TASK TO COMPLETE | Lay out each line of the entries below as one string in a single JSON list, omitting blank lines.
———
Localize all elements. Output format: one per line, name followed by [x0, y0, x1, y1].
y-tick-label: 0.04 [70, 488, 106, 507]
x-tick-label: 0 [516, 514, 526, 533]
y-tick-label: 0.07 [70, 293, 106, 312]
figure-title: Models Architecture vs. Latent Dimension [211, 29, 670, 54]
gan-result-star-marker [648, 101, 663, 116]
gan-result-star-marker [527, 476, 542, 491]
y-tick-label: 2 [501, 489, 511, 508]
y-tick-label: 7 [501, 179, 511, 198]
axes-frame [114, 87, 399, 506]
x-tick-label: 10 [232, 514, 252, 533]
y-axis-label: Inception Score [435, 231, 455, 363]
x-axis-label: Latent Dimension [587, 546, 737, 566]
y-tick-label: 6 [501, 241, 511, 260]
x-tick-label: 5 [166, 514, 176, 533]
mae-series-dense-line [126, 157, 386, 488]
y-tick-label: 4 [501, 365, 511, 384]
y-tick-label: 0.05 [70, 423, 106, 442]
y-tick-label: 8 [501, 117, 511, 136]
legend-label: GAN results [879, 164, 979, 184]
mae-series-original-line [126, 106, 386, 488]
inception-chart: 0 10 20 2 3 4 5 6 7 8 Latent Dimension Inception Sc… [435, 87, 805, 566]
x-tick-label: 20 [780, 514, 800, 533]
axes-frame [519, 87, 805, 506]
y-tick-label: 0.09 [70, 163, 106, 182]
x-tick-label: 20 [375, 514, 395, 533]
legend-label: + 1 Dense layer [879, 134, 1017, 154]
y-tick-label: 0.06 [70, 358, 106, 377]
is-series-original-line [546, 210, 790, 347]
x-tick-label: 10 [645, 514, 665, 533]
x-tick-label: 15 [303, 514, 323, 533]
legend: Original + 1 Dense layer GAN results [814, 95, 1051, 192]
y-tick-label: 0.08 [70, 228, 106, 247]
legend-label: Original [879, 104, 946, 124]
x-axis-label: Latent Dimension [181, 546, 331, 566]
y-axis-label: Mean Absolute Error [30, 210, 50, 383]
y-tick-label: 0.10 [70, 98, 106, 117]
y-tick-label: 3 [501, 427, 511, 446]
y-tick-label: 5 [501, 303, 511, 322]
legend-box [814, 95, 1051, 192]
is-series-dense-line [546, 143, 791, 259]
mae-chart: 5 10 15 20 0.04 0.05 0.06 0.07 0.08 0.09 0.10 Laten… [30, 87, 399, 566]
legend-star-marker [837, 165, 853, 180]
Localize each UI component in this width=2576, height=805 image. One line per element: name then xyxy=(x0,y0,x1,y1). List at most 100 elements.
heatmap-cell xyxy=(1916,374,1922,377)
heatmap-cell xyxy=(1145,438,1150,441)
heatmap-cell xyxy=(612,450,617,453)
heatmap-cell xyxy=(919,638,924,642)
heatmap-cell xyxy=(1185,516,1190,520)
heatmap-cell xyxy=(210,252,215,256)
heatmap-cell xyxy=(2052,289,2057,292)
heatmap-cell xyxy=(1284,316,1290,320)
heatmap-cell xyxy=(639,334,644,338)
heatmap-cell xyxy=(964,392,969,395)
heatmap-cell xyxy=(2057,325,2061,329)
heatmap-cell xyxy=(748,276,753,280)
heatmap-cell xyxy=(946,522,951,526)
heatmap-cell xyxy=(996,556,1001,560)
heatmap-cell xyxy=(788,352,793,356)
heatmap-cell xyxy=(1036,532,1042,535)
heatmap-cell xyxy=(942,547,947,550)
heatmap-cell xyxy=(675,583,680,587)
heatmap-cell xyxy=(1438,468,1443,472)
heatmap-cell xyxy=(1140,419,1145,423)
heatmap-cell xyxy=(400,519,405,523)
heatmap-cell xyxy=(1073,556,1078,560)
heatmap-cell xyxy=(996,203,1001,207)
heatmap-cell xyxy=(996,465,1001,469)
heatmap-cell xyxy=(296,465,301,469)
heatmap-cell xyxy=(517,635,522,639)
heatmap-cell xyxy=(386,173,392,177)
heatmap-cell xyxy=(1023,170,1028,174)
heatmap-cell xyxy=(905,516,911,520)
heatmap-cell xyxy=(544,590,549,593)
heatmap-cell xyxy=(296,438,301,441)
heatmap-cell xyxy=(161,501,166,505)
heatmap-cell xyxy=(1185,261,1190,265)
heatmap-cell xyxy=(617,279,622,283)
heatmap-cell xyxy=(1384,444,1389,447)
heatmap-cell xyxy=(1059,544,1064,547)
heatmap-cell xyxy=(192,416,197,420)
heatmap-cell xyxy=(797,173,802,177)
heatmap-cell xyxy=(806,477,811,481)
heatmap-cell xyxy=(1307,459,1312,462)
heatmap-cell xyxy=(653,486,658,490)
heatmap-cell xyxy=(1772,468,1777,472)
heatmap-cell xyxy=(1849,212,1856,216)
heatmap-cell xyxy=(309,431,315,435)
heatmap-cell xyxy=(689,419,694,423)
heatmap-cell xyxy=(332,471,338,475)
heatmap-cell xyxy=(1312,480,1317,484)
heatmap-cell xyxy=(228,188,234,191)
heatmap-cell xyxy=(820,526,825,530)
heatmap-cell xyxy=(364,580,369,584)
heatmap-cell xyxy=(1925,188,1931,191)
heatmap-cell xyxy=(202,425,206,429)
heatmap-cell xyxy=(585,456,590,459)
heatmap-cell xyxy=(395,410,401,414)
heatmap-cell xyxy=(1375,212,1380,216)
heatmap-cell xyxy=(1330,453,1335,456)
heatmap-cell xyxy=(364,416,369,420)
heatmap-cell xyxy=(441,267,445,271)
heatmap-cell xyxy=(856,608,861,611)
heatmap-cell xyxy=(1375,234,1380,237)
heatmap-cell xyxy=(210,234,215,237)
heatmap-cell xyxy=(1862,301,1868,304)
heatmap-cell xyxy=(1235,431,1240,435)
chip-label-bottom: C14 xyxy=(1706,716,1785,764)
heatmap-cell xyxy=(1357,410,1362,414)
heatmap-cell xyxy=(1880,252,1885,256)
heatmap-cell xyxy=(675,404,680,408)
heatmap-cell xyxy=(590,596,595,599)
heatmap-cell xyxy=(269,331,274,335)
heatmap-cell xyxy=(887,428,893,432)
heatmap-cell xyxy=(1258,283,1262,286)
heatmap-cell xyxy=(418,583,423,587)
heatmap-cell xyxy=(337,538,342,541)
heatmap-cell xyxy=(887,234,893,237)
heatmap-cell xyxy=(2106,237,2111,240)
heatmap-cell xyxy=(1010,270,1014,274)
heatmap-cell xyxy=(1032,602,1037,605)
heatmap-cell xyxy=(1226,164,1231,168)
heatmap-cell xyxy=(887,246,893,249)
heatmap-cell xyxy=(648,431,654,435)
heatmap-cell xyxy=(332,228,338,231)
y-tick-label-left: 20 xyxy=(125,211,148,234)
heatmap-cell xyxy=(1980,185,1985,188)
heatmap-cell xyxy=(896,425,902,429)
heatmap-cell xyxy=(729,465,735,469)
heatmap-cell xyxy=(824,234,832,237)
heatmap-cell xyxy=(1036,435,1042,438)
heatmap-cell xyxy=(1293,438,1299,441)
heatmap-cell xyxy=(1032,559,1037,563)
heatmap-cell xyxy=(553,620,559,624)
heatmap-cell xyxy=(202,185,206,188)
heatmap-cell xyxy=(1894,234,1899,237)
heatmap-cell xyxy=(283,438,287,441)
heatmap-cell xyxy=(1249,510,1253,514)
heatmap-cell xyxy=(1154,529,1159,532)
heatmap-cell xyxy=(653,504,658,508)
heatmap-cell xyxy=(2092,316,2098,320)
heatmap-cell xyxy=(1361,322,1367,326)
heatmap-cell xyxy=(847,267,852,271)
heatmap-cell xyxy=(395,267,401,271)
———
TASK RESPONSE |
[
  "Localize all elements. Output format: one per line, name followed by [x0, y0, x1, y1].",
  "y-tick-label: 0.04 [70, 488, 106, 507]",
  "x-tick-label: 0 [516, 514, 526, 533]",
  "y-tick-label: 0.07 [70, 293, 106, 312]",
  "figure-title: Models Architecture vs. Latent Dimension [211, 29, 670, 54]",
  "gan-result-star-marker [648, 101, 663, 116]",
  "gan-result-star-marker [527, 476, 542, 491]",
  "y-tick-label: 2 [501, 489, 511, 508]",
  "y-tick-label: 7 [501, 179, 511, 198]",
  "axes-frame [114, 87, 399, 506]",
  "x-tick-label: 10 [232, 514, 252, 533]",
  "y-axis-label: Inception Score [435, 231, 455, 363]",
  "x-axis-label: Latent Dimension [587, 546, 737, 566]",
  "y-tick-label: 6 [501, 241, 511, 260]",
  "x-tick-label: 5 [166, 514, 176, 533]",
  "mae-series-dense-line [126, 157, 386, 488]",
  "y-tick-label: 4 [501, 365, 511, 384]",
  "y-tick-label: 0.05 [70, 423, 106, 442]",
  "y-tick-label: 8 [501, 117, 511, 136]",
  "legend-label: GAN results [879, 164, 979, 184]",
  "mae-series-original-line [126, 106, 386, 488]",
  "inception-chart: 0 10 20 2 3 4 5 6 7 8 Latent Dimension Inception Sc… [435, 87, 805, 566]",
  "x-tick-label: 20 [780, 514, 800, 533]",
  "axes-frame [519, 87, 805, 506]",
  "y-tick-label: 0.09 [70, 163, 106, 182]",
  "x-tick-label: 20 [375, 514, 395, 533]",
  "legend-label: + 1 Dense layer [879, 134, 1017, 154]",
  "y-tick-label: 0.06 [70, 358, 106, 377]",
  "is-series-original-line [546, 210, 790, 347]",
  "x-tick-label: 10 [645, 514, 665, 533]",
  "x-tick-label: 15 [303, 514, 323, 533]",
  "legend: Original + 1 Dense layer GAN results [814, 95, 1051, 192]",
  "y-tick-label: 0.08 [70, 228, 106, 247]",
  "legend-label: Original [879, 104, 946, 124]",
  "x-axis-label: Latent Dimension [181, 546, 331, 566]",
  "y-axis-label: Mean Absolute Error [30, 210, 50, 383]",
  "y-tick-label: 0.10 [70, 98, 106, 117]",
  "y-tick-label: 3 [501, 427, 511, 446]",
  "y-tick-label: 5 [501, 303, 511, 322]",
  "legend-box [814, 95, 1051, 192]",
  "is-series-dense-line [546, 143, 791, 259]",
  "mae-chart: 5 10 15 20 0.04 0.05 0.06 0.07 0.08 0.09 0.10 Laten… [30, 87, 399, 566]",
  "legend-star-marker [837, 165, 853, 180]",
  "Localize each UI component in this width=2576, height=805 image. One line per element: name then xyxy=(x0,y0,x1,y1). List at most 100 elements.",
  "heatmap-cell xyxy=(1916,374,1922,377)",
  "heatmap-cell xyxy=(1145,438,1150,441)",
  "heatmap-cell xyxy=(612,450,617,453)",
  "heatmap-cell xyxy=(919,638,924,642)",
  "heatmap-cell xyxy=(1185,516,1190,520)",
  "heatmap-cell xyxy=(210,252,215,256)",
  "heatmap-cell xyxy=(2052,289,2057,292)",
  "heatmap-cell xyxy=(1284,316,1290,320)",
  "heatmap-cell xyxy=(639,334,644,338)",
  "heatmap-cell xyxy=(964,392,969,395)",
  "heatmap-cell xyxy=(2057,325,2061,329)",
  "heatmap-cell xyxy=(748,276,753,280)",
  "heatmap-cell xyxy=(946,522,951,526)",
  "heatmap-cell xyxy=(996,556,1001,560)",
  "heatmap-cell xyxy=(788,352,793,356)",
  "heatmap-cell xyxy=(1036,532,1042,535)",
  "heatmap-cell xyxy=(942,547,947,550)",
  "heatmap-cell xyxy=(675,583,680,587)",
  "heatmap-cell xyxy=(1438,468,1443,472)",
  "heatmap-cell xyxy=(1140,419,1145,423)",
  "heatmap-cell xyxy=(400,519,405,523)",
  "heatmap-cell xyxy=(1073,556,1078,560)",
  "heatmap-cell xyxy=(996,203,1001,207)",
  "heatmap-cell xyxy=(996,465,1001,469)",
  "heatmap-cell xyxy=(296,465,301,469)",
  "heatmap-cell xyxy=(517,635,522,639)",
  "heatmap-cell xyxy=(386,173,392,177)",
  "heatmap-cell xyxy=(1023,170,1028,174)",
  "heatmap-cell xyxy=(905,516,911,520)",
  "heatmap-cell xyxy=(544,590,549,593)",
  "heatmap-cell xyxy=(296,438,301,441)",
  "heatmap-cell xyxy=(161,501,166,505)",
  "heatmap-cell xyxy=(1185,261,1190,265)",
  "heatmap-cell xyxy=(617,279,622,283)",
  "heatmap-cell xyxy=(1384,444,1389,447)",
  "heatmap-cell xyxy=(1059,544,1064,547)",
  "heatmap-cell xyxy=(192,416,197,420)",
  "heatmap-cell xyxy=(797,173,802,177)",
  "heatmap-cell xyxy=(806,477,811,481)",
  "heatmap-cell xyxy=(1307,459,1312,462)",
  "heatmap-cell xyxy=(653,486,658,490)",
  "heatmap-cell xyxy=(1772,468,1777,472)",
  "heatmap-cell xyxy=(1849,212,1856,216)",
  "heatmap-cell xyxy=(309,431,315,435)",
  "heatmap-cell xyxy=(689,419,694,423)",
  "heatmap-cell xyxy=(332,471,338,475)",
  "heatmap-cell xyxy=(1312,480,1317,484)",
  "heatmap-cell xyxy=(228,188,234,191)",
  "heatmap-cell xyxy=(820,526,825,530)",
  "heatmap-cell xyxy=(364,580,369,584)",
  "heatmap-cell xyxy=(1925,188,1931,191)",
  "heatmap-cell xyxy=(202,425,206,429)",
  "heatmap-cell xyxy=(585,456,590,459)",
  "heatmap-cell xyxy=(395,410,401,414)",
  "heatmap-cell xyxy=(1375,212,1380,216)",
  "heatmap-cell xyxy=(1330,453,1335,456)",
  "heatmap-cell xyxy=(364,416,369,420)",
  "heatmap-cell xyxy=(441,267,445,271)",
  "heatmap-cell xyxy=(856,608,861,611)",
  "heatmap-cell xyxy=(1375,234,1380,237)",
  "heatmap-cell xyxy=(210,234,215,237)",
  "heatmap-cell xyxy=(1862,301,1868,304)",
  "heatmap-cell xyxy=(1235,431,1240,435)",
  "chip-label-bottom: C14 xyxy=(1706,716,1785,764)",
  "heatmap-cell xyxy=(1357,410,1362,414)",
  "heatmap-cell xyxy=(1880,252,1885,256)",
  "heatmap-cell xyxy=(675,404,680,408)",
  "heatmap-cell xyxy=(590,596,595,599)",
  "heatmap-cell xyxy=(269,331,274,335)",
  "heatmap-cell xyxy=(887,428,893,432)",
  "heatmap-cell xyxy=(1258,283,1262,286)",
  "heatmap-cell xyxy=(418,583,423,587)",
  "heatmap-cell xyxy=(337,538,342,541)",
  "heatmap-cell xyxy=(887,234,893,237)",
  "heatmap-cell xyxy=(2106,237,2111,240)",
  "heatmap-cell xyxy=(1010,270,1014,274)",
  "heatmap-cell xyxy=(1032,602,1037,605)",
  "heatmap-cell xyxy=(1226,164,1231,168)",
  "heatmap-cell xyxy=(887,246,893,249)",
  "heatmap-cell xyxy=(648,431,654,435)",
  "heatmap-cell xyxy=(332,228,338,231)",
  "y-tick-label-left: 20 xyxy=(125,211,148,234)",
  "heatmap-cell xyxy=(1980,185,1985,188)",
  "heatmap-cell xyxy=(896,425,902,429)",
  "heatmap-cell xyxy=(729,465,735,469)",
  "heatmap-cell xyxy=(824,234,832,237)",
  "heatmap-cell xyxy=(1036,435,1042,438)",
  "heatmap-cell xyxy=(1293,438,1299,441)",
  "heatmap-cell xyxy=(1032,559,1037,563)",
  "heatmap-cell xyxy=(553,620,559,624)",
  "heatmap-cell xyxy=(202,185,206,188)",
  "heatmap-cell xyxy=(1894,234,1899,237)",
  "heatmap-cell xyxy=(283,438,287,441)",
  "heatmap-cell xyxy=(1249,510,1253,514)",
  "heatmap-cell xyxy=(1154,529,1159,532)",
  "heatmap-cell xyxy=(653,504,658,508)",
  "heatmap-cell xyxy=(2092,316,2098,320)",
  "heatmap-cell xyxy=(1361,322,1367,326)",
  "heatmap-cell xyxy=(847,267,852,271)",
  "heatmap-cell xyxy=(395,267,401,271)"
]